* _WHAT IS EXPECTED_: Reproduce the listing below character for character; drop every image.

Dataset items
——————————

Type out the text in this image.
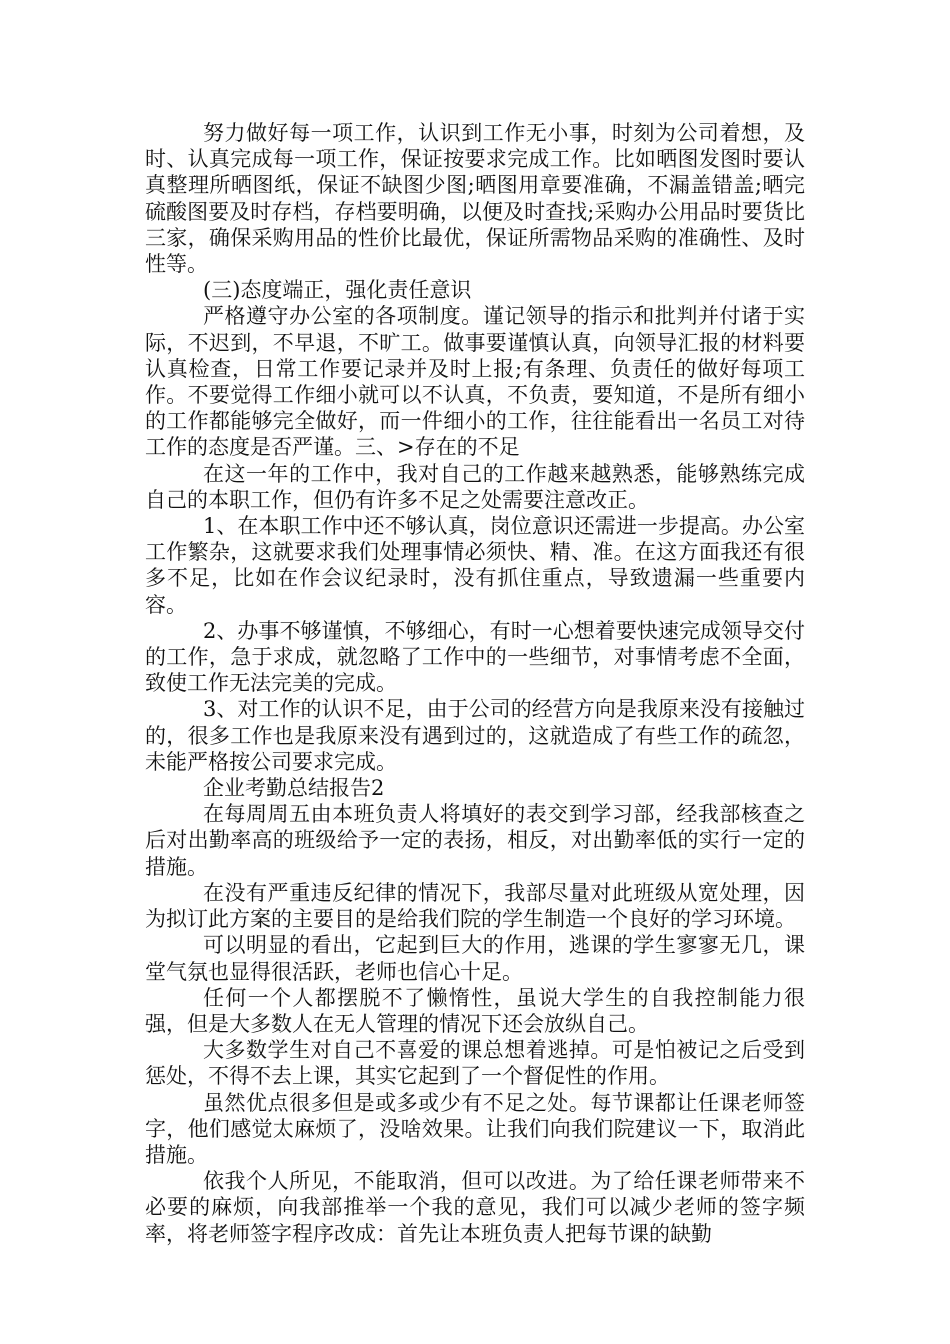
努力做好每一项工作，认识到工作无小事，时刻为公司着想，及时、认真完成每一项工作，保证按要求完成工作。比如晒图发图时要认真整理所晒图纸，保证不缺图少图;晒图用章要准确，不漏盖错盖;晒完硫酸图要及时存档，存档要明确，以便及时查找;采购办公用品时要货比三家，确保采购用品的性价比最优，保证所需物品采购的准确性、及时性等。

(三)态度端正，强化责任意识

严格遵守办公室的各项制度。谨记领导的指示和批判并付诸于实际，不迟到，不早退，不旷工。做事要谨慎认真，向领导汇报的材料要认真检查，日常工作要记录并及时上报;有条理、负责任的做好每项工作。不要觉得工作细小就可以不认真，不负责，要知道，不是所有细小的工作都能够完全做好，而一件细小的工作，往往能看出一名员工对待工作的态度是否严谨。三、>存在的不足

在这一年的工作中，我对自己的工作越来越熟悉，能够熟练完成自己的本职工作，但仍有许多不足之处需要注意改正。

1、在本职工作中还不够认真，岗位意识还需进一步提高。办公室工作繁杂，这就要求我们处理事情必须快、精、准。在这方面我还有很多不足，比如在作会议纪录时，没有抓住重点，导致遗漏一些重要内容。

2、办事不够谨慎，不够细心，有时一心想着要快速完成领导交付的工作，急于求成，就忽略了工作中的一些细节，对事情考虑不全面，致使工作无法完美的完成。

3、对工作的认识不足，由于公司的经营方向是我原来没有接触过的，很多工作也是我原来没有遇到过的，这就造成了有些工作的疏忽，未能严格按公司要求完成。

企业考勤总结报告2

在每周周五由本班负责人将填好的表交到学习部，经我部核查之后对出勤率高的班级给予一定的表扬，相反，对出勤率低的实行一定的措施。

在没有严重违反纪律的情况下，我部尽量对此班级从宽处理，因为拟订此方案的主要目的是给我们院的学生制造一个良好的学习环境。

可以明显的看出，它起到巨大的作用，逃课的学生寥寥无几，课堂气氛也显得很活跃，老师也信心十足。

任何一个人都摆脱不了懒惰性，虽说大学生的自我控制能力很强，但是大多数人在无人管理的情况下还会放纵自己。

大多数学生对自己不喜爱的课总想着逃掉。可是怕被记之后受到惩处，不得不去上课，其实它起到了一个督促性的作用。

虽然优点很多但是或多或少有不足之处。每节课都让任课老师签字，他们感觉太麻烦了，没啥效果。让我们向我们院建议一下，取消此措施。

依我个人所见，不能取消，但可以改进。为了给任课老师带来不必要的麻烦，向我部推举一个我的意见，我们可以减少老师的签字频率，将老师签字程序改成：首先让本班负责人把每节课的缺勤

——————————

* _SOLUTION TO THIS PROBLEM_:
Type out the text in this image.
努力做好每一项工作，认识到工作无小事，时刻为公司着想，及时、认真完成每一项工作，保证按要求完成工作。比如晒图发图时要认真整理所晒图纸，保证不缺图少图;晒图用章要准确，不漏盖错盖;晒完硫酸图要及时存档，存档要明确，以便及时查找;采购办公用品时要货比三家，确保采购用品的性价比最优，保证所需物品采购的准确性、及时性等。

(三)态度端正，强化责任意识

严格遵守办公室的各项制度。谨记领导的指示和批判并付诸于实际，不迟到，不早退，不旷工。做事要谨慎认真，向领导汇报的材料要认真检查，日常工作要记录并及时上报;有条理、负责任的做好每项工作。不要觉得工作细小就可以不认真，不负责，要知道，不是所有细小的工作都能够完全做好，而一件细小的工作，往往能看出一名员工对待工作的态度是否严谨。三、>存在的不足

在这一年的工作中，我对自己的工作越来越熟悉，能够熟练完成自己的本职工作，但仍有许多不足之处需要注意改正。

1、在本职工作中还不够认真，岗位意识还需进一步提高。办公室工作繁杂，这就要求我们处理事情必须快、精、准。在这方面我还有很多不足，比如在作会议纪录时，没有抓住重点，导致遗漏一些重要内容。

2、办事不够谨慎，不够细心，有时一心想着要快速完成领导交付的工作，急于求成，就忽略了工作中的一些细节，对事情考虑不全面，致使工作无法完美的完成。

3、对工作的认识不足，由于公司的经营方向是我原来没有接触过的，很多工作也是我原来没有遇到过的，这就造成了有些工作的疏忽，未能严格按公司要求完成。

企业考勤总结报告2

在每周周五由本班负责人将填好的表交到学习部，经我部核查之后对出勤率高的班级给予一定的表扬，相反，对出勤率低的实行一定的措施。

在没有严重违反纪律的情况下，我部尽量对此班级从宽处理，因为拟订此方案的主要目的是给我们院的学生制造一个良好的学习环境。

可以明显的看出，它起到巨大的作用，逃课的学生寥寥无几，课堂气氛也显得很活跃，老师也信心十足。

任何一个人都摆脱不了懒惰性，虽说大学生的自我控制能力很强，但是大多数人在无人管理的情况下还会放纵自己。

大多数学生对自己不喜爱的课总想着逃掉。可是怕被记之后受到惩处，不得不去上课，其实它起到了一个督促性的作用。

虽然优点很多但是或多或少有不足之处。每节课都让任课老师签字，他们感觉太麻烦了，没啥效果。让我们向我们院建议一下，取消此措施。

依我个人所见，不能取消，但可以改进。为了给任课老师带来不必要的麻烦，向我部推举一个我的意见，我们可以减少老师的签字频率，将老师签字程序改成：首先让本班负责人把每节课的缺勤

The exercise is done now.